• [Exercise aim] Copy the lines of the data verbatim, starting at the line that contains "data-point-ce — [393, 110, 405, 121]" and stopping after the line that contains "x-tick-label: 2015-04-13 — [389, 438, 452, 451]", with nothing else.

• [Supplied records]
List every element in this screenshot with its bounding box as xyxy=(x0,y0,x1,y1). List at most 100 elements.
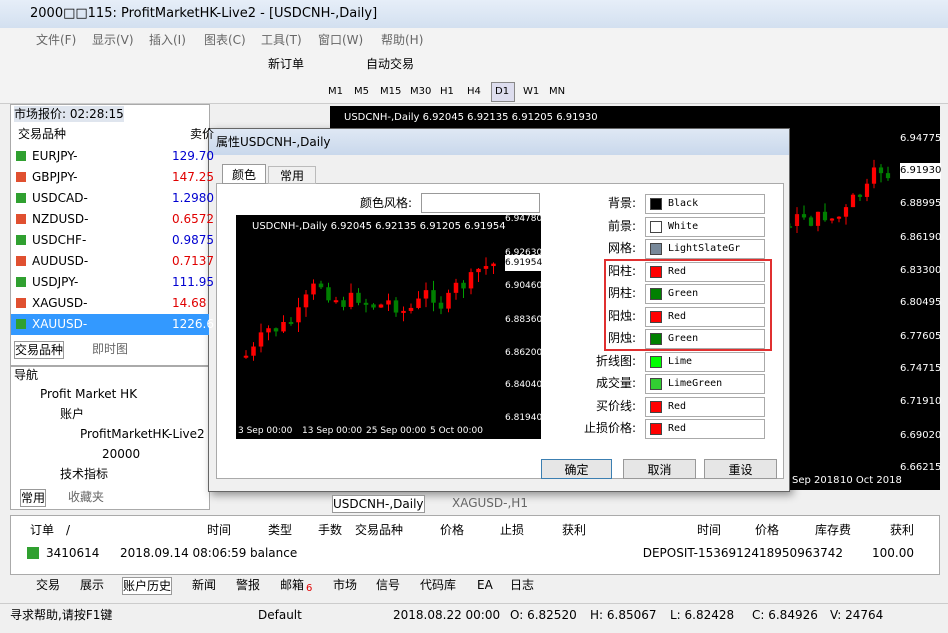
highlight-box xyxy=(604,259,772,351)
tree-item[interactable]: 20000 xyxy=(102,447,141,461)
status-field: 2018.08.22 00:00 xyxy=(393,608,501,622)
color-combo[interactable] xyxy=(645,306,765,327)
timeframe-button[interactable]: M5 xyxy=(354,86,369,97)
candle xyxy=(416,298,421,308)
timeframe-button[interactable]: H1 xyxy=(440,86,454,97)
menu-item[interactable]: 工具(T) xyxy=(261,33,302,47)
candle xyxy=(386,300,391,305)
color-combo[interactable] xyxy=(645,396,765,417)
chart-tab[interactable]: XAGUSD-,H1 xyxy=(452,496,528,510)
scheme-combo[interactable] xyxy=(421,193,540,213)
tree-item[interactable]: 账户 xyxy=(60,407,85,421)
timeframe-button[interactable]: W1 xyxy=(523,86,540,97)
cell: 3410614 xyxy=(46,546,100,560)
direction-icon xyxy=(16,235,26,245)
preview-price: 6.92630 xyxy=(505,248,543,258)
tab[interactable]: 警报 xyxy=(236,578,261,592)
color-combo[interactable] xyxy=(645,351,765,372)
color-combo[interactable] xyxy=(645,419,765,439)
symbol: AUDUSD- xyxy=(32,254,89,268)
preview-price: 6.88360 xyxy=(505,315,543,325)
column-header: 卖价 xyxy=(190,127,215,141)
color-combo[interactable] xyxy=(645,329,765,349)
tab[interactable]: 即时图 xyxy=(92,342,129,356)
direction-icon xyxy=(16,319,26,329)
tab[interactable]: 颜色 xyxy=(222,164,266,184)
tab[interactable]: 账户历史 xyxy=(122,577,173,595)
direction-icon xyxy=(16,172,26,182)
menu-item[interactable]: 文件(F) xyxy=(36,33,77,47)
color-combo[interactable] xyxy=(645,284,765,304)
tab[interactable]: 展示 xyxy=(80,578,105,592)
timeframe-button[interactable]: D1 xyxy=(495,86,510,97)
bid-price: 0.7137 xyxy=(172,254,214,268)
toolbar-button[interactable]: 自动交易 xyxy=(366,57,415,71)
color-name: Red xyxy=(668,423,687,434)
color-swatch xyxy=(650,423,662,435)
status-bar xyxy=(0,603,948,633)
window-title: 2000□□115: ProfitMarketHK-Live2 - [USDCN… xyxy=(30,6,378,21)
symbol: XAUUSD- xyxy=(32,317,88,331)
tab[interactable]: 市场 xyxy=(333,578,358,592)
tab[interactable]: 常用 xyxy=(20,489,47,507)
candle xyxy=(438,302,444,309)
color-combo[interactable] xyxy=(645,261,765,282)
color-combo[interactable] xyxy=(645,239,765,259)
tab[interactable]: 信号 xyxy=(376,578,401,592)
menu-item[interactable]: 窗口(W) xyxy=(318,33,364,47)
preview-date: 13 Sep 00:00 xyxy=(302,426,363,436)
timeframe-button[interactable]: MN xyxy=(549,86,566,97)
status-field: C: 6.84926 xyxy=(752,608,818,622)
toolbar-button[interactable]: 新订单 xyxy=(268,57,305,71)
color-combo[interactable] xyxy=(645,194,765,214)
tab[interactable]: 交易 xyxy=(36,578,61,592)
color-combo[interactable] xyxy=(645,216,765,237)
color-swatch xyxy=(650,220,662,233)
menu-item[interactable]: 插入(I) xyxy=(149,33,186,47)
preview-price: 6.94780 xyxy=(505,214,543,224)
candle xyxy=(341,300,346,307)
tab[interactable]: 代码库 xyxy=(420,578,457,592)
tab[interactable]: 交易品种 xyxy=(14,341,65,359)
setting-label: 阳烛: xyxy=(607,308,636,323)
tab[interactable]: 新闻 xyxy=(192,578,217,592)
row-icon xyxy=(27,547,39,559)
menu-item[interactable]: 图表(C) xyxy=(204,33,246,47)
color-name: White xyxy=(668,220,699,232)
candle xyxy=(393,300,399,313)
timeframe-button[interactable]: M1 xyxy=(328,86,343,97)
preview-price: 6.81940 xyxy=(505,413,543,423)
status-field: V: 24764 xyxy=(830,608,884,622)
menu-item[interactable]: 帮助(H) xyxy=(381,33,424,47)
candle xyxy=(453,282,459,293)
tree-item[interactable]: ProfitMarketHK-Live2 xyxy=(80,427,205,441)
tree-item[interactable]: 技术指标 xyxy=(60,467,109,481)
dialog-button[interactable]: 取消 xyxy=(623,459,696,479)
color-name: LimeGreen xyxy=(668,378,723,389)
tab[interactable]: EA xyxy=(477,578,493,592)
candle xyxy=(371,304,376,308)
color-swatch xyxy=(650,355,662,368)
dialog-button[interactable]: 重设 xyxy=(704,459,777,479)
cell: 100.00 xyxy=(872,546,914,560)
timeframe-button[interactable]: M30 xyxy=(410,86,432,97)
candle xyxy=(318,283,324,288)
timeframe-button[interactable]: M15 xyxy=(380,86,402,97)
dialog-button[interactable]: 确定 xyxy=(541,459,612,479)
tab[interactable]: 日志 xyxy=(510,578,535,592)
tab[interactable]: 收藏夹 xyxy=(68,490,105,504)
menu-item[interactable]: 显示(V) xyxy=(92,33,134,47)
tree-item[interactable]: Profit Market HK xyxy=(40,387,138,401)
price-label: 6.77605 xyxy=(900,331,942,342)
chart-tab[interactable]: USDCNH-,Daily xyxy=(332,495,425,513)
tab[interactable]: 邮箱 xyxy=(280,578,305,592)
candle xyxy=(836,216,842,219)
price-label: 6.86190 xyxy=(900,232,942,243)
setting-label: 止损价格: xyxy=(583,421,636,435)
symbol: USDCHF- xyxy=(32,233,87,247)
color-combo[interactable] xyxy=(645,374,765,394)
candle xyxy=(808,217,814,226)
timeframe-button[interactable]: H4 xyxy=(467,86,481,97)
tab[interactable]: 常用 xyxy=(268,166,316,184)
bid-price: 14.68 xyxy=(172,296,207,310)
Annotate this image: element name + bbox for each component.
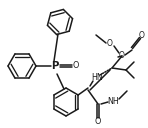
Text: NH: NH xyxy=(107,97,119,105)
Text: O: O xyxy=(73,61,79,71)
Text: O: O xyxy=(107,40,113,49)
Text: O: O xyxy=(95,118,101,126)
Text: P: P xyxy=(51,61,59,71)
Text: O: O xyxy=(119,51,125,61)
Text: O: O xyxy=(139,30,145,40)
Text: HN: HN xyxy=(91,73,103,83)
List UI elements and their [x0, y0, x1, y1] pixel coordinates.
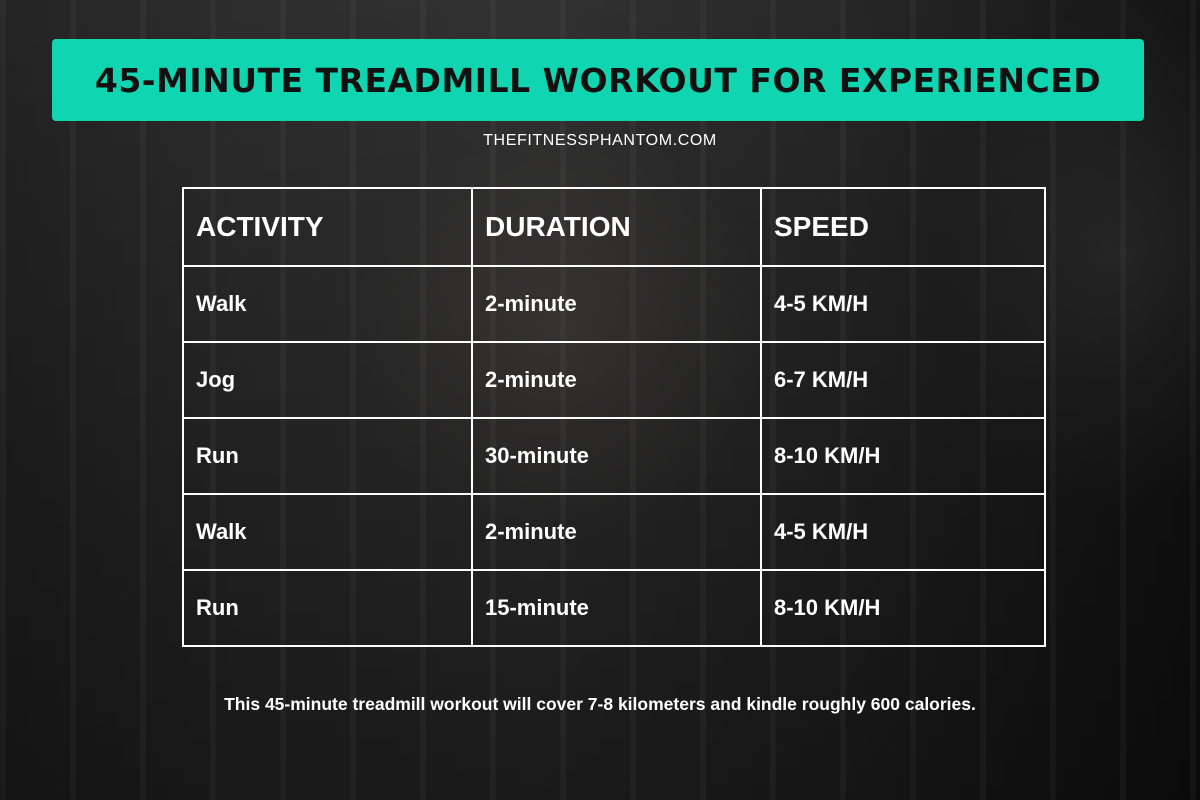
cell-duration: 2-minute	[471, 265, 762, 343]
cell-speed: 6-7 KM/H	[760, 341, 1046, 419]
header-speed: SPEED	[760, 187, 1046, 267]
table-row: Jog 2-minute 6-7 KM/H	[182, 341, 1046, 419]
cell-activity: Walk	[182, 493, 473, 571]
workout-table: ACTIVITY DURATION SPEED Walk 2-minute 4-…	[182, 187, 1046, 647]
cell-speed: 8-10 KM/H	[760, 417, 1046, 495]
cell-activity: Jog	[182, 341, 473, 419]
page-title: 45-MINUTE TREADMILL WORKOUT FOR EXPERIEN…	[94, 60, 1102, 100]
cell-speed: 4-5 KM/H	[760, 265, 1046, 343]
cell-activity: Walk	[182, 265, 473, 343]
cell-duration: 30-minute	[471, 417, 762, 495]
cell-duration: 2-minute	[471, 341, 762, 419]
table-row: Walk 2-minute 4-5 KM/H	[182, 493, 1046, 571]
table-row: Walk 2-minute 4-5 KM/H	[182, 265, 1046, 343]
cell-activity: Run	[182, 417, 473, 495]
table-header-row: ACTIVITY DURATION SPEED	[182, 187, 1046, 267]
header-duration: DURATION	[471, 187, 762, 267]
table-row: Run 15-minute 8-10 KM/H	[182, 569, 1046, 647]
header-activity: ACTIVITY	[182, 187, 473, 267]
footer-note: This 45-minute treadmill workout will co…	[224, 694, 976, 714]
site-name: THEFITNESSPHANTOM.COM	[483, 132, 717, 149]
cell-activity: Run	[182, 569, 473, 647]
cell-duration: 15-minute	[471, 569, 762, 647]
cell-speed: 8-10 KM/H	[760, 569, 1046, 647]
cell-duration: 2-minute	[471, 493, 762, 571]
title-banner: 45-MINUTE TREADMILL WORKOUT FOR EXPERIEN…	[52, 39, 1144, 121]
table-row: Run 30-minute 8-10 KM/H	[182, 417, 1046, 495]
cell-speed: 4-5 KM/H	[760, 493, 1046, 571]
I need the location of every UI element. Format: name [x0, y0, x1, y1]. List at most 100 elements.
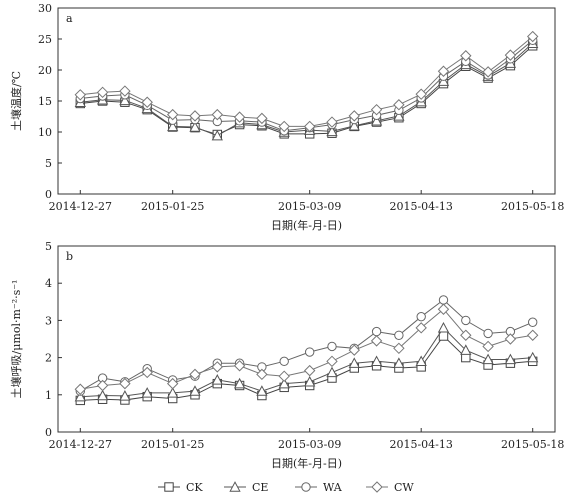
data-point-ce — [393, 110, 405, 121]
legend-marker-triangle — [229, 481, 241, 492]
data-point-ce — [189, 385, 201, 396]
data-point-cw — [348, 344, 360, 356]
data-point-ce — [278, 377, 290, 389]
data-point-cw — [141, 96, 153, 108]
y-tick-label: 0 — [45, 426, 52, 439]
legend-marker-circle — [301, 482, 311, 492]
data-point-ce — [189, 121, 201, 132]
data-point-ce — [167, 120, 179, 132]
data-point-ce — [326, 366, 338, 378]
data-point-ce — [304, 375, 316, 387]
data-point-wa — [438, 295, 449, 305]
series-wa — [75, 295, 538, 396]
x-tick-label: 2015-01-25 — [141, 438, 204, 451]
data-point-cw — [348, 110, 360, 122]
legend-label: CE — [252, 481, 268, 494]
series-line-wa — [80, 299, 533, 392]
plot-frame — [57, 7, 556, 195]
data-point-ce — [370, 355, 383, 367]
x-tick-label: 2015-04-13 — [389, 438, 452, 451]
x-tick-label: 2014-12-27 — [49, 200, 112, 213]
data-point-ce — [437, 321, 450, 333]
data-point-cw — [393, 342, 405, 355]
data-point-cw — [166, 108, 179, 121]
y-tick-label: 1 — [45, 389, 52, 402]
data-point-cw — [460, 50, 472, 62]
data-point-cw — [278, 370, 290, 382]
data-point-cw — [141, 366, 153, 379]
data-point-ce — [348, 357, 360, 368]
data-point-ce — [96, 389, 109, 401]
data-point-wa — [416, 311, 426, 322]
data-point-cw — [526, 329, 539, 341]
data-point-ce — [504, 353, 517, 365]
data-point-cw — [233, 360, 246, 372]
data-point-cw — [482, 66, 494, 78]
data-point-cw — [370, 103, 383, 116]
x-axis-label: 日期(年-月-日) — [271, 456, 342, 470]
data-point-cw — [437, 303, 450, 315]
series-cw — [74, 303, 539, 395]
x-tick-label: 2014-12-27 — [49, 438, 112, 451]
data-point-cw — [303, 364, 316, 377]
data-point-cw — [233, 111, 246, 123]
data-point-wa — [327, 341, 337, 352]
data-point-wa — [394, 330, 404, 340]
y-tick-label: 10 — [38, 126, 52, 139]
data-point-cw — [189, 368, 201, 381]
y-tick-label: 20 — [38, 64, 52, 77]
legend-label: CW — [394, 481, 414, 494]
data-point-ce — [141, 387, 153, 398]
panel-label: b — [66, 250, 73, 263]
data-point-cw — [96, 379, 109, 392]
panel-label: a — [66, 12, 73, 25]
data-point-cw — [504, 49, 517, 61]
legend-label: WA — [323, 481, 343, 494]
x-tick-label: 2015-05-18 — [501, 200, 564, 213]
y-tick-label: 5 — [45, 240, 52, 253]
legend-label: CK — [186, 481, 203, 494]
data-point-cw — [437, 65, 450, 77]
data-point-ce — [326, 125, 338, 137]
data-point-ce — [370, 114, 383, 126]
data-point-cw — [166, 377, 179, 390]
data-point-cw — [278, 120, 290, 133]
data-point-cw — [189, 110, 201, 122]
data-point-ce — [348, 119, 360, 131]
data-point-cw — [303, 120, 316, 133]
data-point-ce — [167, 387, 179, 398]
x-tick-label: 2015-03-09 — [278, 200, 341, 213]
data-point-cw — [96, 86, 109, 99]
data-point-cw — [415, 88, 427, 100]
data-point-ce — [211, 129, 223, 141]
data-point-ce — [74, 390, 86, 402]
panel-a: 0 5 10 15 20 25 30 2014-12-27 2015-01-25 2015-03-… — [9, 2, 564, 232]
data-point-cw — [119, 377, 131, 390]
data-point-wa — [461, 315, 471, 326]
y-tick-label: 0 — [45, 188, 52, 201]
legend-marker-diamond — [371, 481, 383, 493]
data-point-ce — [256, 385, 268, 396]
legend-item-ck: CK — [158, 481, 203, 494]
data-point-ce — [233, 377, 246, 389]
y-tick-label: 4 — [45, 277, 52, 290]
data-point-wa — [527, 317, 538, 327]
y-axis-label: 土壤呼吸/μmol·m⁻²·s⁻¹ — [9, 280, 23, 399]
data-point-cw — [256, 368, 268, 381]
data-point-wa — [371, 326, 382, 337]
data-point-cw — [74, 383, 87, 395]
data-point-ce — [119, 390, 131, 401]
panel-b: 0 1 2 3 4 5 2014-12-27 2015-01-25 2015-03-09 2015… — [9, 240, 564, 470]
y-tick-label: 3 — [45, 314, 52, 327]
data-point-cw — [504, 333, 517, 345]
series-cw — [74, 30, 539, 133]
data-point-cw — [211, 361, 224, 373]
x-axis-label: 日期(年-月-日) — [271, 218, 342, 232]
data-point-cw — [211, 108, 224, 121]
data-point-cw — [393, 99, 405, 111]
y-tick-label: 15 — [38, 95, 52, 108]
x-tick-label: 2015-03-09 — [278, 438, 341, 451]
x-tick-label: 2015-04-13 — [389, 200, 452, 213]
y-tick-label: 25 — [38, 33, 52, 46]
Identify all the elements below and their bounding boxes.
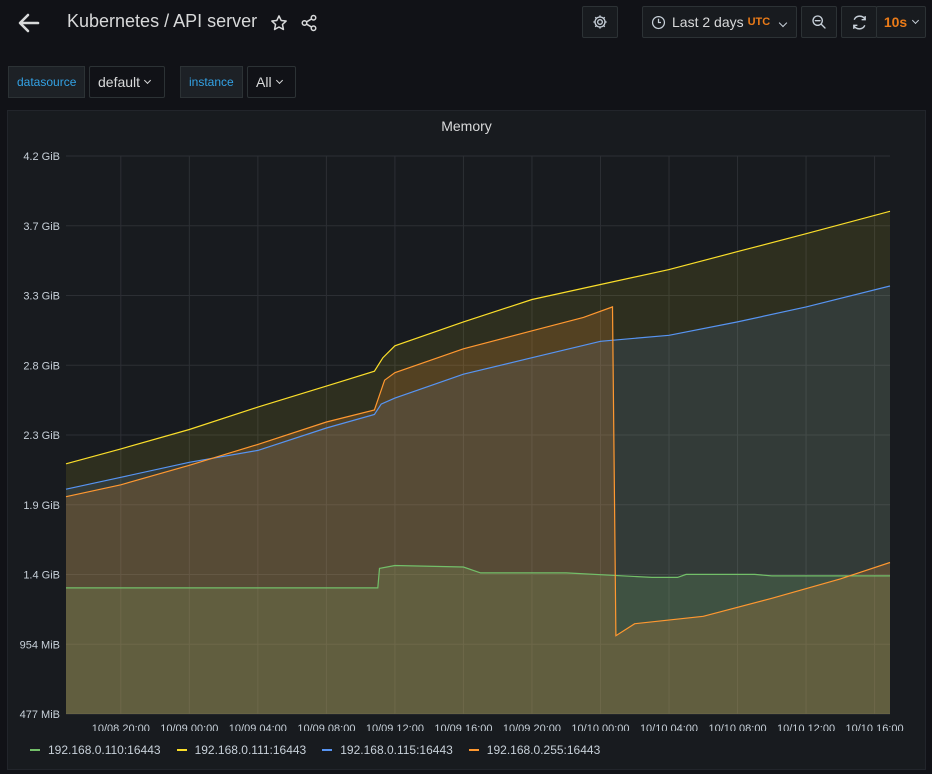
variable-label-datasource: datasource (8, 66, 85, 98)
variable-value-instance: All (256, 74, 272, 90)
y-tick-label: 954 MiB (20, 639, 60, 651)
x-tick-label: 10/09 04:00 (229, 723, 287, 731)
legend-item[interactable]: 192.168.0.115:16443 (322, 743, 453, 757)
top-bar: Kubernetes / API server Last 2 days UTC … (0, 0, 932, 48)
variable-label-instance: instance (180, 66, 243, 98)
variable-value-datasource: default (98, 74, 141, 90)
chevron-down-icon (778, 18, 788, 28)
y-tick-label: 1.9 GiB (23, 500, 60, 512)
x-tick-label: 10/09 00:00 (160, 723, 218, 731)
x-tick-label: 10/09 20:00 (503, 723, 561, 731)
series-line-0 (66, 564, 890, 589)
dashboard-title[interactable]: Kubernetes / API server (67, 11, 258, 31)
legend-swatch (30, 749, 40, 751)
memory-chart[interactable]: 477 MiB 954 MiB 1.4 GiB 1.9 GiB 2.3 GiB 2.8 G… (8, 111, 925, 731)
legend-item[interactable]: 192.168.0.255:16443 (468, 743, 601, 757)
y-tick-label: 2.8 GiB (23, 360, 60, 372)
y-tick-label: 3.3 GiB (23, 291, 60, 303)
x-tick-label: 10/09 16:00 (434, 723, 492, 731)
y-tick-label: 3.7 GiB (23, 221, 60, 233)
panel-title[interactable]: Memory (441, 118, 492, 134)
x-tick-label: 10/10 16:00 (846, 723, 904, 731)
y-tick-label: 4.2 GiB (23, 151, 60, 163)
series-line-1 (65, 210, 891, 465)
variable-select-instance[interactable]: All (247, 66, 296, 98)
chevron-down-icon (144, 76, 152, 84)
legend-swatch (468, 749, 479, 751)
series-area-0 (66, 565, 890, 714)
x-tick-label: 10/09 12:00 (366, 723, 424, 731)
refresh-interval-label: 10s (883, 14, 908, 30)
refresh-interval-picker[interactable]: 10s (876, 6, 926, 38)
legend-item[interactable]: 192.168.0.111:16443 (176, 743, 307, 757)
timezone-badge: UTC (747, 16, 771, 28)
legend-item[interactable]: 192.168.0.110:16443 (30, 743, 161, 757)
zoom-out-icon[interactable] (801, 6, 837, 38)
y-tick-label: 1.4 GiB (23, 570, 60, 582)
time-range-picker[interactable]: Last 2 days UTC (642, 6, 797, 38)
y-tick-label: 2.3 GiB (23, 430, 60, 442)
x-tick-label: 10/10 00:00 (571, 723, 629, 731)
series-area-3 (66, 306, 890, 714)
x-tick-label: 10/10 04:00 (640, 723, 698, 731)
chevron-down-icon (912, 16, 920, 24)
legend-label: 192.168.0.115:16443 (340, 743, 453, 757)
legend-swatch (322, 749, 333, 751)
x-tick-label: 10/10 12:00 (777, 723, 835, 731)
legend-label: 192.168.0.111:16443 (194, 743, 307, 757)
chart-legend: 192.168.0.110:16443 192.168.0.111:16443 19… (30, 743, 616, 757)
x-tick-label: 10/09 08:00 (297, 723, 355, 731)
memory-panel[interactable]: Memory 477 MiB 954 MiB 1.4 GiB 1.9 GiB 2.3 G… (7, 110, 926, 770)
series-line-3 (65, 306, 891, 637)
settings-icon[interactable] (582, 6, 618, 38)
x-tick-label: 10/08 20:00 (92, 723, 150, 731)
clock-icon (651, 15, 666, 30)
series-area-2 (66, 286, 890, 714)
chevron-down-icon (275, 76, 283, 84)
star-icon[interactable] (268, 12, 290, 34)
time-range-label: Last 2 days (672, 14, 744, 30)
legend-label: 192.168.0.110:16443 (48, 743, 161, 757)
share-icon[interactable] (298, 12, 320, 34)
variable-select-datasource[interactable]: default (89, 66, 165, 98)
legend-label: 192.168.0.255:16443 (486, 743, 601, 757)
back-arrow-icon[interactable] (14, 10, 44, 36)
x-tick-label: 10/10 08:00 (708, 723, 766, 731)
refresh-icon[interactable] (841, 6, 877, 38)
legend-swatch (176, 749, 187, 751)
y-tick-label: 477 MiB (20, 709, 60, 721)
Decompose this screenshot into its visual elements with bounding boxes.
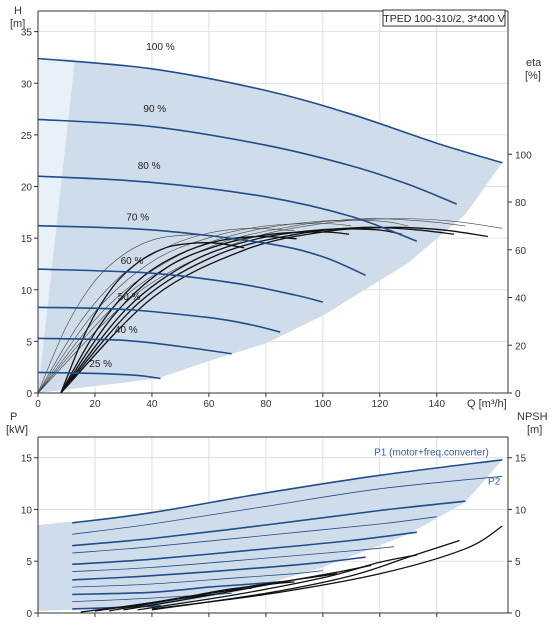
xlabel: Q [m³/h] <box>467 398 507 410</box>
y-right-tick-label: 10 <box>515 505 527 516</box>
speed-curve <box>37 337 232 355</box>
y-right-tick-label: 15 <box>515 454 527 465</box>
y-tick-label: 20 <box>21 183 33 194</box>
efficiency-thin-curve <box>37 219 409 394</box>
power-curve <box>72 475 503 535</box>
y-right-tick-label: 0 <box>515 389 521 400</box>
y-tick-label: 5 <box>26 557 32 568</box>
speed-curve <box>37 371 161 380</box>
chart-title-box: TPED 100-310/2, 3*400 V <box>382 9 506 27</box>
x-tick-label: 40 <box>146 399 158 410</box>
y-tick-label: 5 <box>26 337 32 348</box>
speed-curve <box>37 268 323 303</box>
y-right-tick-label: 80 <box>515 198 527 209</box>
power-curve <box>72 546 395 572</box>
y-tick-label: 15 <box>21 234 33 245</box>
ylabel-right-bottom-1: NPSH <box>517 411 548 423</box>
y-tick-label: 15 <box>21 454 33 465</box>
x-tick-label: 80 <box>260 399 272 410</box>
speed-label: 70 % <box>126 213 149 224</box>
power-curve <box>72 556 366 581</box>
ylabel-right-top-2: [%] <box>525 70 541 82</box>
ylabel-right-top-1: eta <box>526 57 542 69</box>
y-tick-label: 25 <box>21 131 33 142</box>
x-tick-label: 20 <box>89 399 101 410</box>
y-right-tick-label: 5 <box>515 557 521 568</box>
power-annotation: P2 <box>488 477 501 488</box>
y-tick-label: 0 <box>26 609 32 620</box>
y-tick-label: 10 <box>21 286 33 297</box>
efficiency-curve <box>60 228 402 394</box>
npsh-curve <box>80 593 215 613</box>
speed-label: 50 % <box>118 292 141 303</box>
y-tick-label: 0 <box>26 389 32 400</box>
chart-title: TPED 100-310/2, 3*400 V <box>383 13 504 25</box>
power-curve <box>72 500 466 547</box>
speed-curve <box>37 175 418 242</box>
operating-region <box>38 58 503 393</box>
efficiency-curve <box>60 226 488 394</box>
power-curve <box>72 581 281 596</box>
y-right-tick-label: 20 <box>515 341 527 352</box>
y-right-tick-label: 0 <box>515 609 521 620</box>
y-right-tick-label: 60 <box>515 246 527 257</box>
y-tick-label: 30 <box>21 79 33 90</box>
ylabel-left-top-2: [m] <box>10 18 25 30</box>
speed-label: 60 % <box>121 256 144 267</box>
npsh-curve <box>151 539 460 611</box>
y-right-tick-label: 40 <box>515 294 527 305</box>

• [Result below]
data-point-ce — [393, 110, 405, 121]
legend-marker-triangle — [229, 481, 241, 492]
data-point-ce — [189, 385, 201, 396]
data-point-cw — [348, 344, 360, 356]
data-point-ce — [278, 377, 290, 389]
data-point-cw — [141, 96, 153, 108]
y-tick-label: 0 — [45, 426, 52, 439]
legend-marker-circle — [301, 482, 311, 492]
data-point-ce — [189, 121, 201, 132]
data-point-ce — [167, 120, 179, 132]
data-point-ce — [326, 366, 338, 378]
data-point-ce — [304, 375, 316, 387]
data-point-wa — [438, 295, 449, 305]
series-wa — [75, 295, 538, 396]
x-tick-label: 2015-01-25 — [141, 438, 204, 451]
data-point-cw — [348, 110, 360, 122]
legend-label: CE — [252, 481, 268, 494]
series-line-wa — [80, 299, 533, 392]
plot-frame — [57, 7, 556, 195]
data-point-ce — [370, 355, 383, 367]
x-tick-label: 2015-04-13 — [389, 438, 452, 451]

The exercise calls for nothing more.